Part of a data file

((

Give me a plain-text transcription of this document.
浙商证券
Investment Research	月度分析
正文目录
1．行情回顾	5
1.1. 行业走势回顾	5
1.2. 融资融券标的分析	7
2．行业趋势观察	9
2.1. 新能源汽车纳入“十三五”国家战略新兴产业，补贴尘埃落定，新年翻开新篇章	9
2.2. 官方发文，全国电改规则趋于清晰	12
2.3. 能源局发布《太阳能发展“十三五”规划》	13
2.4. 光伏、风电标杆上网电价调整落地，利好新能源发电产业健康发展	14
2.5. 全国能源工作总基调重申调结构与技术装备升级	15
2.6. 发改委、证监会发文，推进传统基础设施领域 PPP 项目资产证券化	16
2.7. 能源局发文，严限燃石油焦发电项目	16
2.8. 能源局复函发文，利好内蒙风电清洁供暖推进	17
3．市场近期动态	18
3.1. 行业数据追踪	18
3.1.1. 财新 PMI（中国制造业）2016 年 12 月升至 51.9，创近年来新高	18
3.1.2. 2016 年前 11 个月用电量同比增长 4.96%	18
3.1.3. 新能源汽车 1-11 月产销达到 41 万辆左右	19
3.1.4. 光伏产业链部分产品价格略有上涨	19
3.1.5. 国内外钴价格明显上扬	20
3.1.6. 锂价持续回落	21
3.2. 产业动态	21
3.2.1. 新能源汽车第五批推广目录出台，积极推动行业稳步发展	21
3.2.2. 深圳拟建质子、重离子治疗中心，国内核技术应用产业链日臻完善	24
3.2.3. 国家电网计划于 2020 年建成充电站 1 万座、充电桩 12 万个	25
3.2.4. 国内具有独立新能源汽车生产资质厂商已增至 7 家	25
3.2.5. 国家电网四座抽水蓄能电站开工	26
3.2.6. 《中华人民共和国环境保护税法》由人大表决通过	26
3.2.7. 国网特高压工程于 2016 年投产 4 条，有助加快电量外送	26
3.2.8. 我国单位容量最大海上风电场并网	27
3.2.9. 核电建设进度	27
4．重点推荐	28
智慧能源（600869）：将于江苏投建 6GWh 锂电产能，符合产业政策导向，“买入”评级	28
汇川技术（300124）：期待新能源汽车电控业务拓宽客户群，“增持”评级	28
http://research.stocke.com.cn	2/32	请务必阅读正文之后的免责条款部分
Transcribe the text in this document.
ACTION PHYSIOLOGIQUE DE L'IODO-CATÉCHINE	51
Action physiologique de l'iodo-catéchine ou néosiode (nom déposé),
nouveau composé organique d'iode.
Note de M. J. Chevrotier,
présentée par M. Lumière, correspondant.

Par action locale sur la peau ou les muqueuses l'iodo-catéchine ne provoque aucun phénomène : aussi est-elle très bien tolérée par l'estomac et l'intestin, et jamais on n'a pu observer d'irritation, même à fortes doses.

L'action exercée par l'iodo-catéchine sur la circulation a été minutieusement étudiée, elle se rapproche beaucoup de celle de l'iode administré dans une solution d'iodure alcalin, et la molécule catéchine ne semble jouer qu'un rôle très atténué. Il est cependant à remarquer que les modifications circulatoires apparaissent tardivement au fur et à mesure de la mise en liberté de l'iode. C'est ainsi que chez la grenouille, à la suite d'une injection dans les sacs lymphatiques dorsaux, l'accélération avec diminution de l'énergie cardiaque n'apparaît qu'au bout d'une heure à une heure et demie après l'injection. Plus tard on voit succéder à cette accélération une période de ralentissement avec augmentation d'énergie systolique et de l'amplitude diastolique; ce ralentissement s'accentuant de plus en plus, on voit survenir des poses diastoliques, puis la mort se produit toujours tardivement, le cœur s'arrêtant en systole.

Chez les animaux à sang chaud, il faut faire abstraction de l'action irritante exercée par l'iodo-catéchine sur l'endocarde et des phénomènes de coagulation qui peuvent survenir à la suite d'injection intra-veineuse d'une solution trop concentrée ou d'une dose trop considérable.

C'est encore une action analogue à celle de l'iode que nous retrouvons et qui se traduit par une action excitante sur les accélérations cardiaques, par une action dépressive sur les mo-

))

● **What to work on**: Each line of the listing above should be output exactly.

● **Output**:
Give me a plain-text transcription of this document.
浙商证券
Investment Research	月度分析
正文目录
1．行情回顾	5
1.1. 行业走势回顾	5
1.2. 融资融券标的分析	7
2．行业趋势观察	9
2.1. 新能源汽车纳入“十三五”国家战略新兴产业，补贴尘埃落定，新年翻开新篇章	9
2.2. 官方发文，全国电改规则趋于清晰	12
2.3. 能源局发布《太阳能发展“十三五”规划》	13
2.4. 光伏、风电标杆上网电价调整落地，利好新能源发电产业健康发展	14
2.5. 全国能源工作总基调重申调结构与技术装备升级	15
2.6. 发改委、证监会发文，推进传统基础设施领域 PPP 项目资产证券化	16
2.7. 能源局发文，严限燃石油焦发电项目	16
2.8. 能源局复函发文，利好内蒙风电清洁供暖推进	17
3．市场近期动态	18
3.1. 行业数据追踪	18
3.1.1. 财新 PMI（中国制造业）2016 年 12 月升至 51.9，创近年来新高	18
3.1.2. 2016 年前 11 个月用电量同比增长 4.96%	18
3.1.3. 新能源汽车 1-11 月产销达到 41 万辆左右	19
3.1.4. 光伏产业链部分产品价格略有上涨	19
3.1.5. 国内外钴价格明显上扬	20
3.1.6. 锂价持续回落	21
3.2. 产业动态	21
3.2.1. 新能源汽车第五批推广目录出台，积极推动行业稳步发展	21
3.2.2. 深圳拟建质子、重离子治疗中心，国内核技术应用产业链日臻完善	24
3.2.3. 国家电网计划于 2020 年建成充电站 1 万座、充电桩 12 万个	25
3.2.4. 国内具有独立新能源汽车生产资质厂商已增至 7 家	25
3.2.5. 国家电网四座抽水蓄能电站开工	26
3.2.6. 《中华人民共和国环境保护税法》由人大表决通过	26
3.2.7. 国网特高压工程于 2016 年投产 4 条，有助加快电量外送	26
3.2.8. 我国单位容量最大海上风电场并网	27
3.2.9. 核电建设进度	27
4．重点推荐	28
智慧能源（600869）：将于江苏投建 6GWh 锂电产能，符合产业政策导向，“买入”评级	28
汇川技术（300124）：期待新能源汽车电控业务拓宽客户群，“增持”评级	28
http://research.stocke.com.cn	2/32	请务必阅读正文之后的免责条款部分
Transcribe the text in this document.
ACTION PHYSIOLOGIQUE DE L'IODO-CATÉCHINE	51
Action physiologique de l'iodo-catéchine ou néosiode (nom déposé),
nouveau composé organique d'iode.
Note de M. J. Chevrotier,
présentée par M. Lumière, correspondant.

Par action locale sur la peau ou les muqueuses l'iodo-catéchine ne provoque aucun phénomène : aussi est-elle très bien tolérée par l'estomac et l'intestin, et jamais on n'a pu observer d'irritation, même à fortes doses.

L'action exercée par l'iodo-catéchine sur la circulation a été minutieusement étudiée, elle se rapproche beaucoup de celle de l'iode administré dans une solution d'iodure alcalin, et la molécule catéchine ne semble jouer qu'un rôle très atténué. Il est cependant à remarquer que les modifications circulatoires apparaissent tardivement au fur et à mesure de la mise en liberté de l'iode. C'est ainsi que chez la grenouille, à la suite d'une injection dans les sacs lymphatiques dorsaux, l'accélération avec diminution de l'énergie cardiaque n'apparaît qu'au bout d'une heure à une heure et demie après l'injection. Plus tard on voit succéder à cette accélération une période de ralentissement avec augmentation d'énergie systolique et de l'amplitude diastolique; ce ralentissement s'accentuant de plus en plus, on voit survenir des poses diastoliques, puis la mort se produit toujours tardivement, le cœur s'arrêtant en systole.

Chez les animaux à sang chaud, il faut faire abstraction de l'action irritante exercée par l'iodo-catéchine sur l'endocarde et des phénomènes de coagulation qui peuvent survenir à la suite d'injection intra-veineuse d'une solution trop concentrée ou d'une dose trop considérable.

C'est encore une action analogue à celle de l'iode que nous retrouvons et qui se traduit par une action excitante sur les accélérations cardiaques, par une action dépressive sur les mo-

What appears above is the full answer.